[Records from a collection]
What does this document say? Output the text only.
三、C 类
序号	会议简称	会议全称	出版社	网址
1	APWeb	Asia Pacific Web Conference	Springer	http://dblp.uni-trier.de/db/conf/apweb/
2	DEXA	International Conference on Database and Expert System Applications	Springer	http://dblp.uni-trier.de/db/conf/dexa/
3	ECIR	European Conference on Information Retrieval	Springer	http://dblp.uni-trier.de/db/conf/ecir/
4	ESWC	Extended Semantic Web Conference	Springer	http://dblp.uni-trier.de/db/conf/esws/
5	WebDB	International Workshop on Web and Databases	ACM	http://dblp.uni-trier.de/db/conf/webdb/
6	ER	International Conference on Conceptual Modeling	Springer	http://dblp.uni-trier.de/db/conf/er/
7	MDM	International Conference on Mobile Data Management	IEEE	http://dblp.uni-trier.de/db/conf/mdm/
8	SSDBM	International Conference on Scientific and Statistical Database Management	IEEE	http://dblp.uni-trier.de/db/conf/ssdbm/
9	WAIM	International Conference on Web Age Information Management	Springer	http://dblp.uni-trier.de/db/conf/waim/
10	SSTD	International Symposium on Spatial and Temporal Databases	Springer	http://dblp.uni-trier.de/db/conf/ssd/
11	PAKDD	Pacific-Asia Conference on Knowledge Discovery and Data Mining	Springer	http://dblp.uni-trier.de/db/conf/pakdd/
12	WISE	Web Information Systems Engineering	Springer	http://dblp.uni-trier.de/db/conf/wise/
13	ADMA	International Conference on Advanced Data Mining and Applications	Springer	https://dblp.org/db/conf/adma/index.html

▸ **WRITTEN REQUEST**
Select and copy every line of the listing with the word "Applications".

▸ **EXERCISE RESULT**
2	DEXA	International Conference on Database and Expert System Applications	Springer	http://dblp.uni-trier.de/db/conf/dexa/
13	ADMA	International Conference on Advanced Data Mining and Applications	Springer	https://dblp.org/db/conf/adma/index.html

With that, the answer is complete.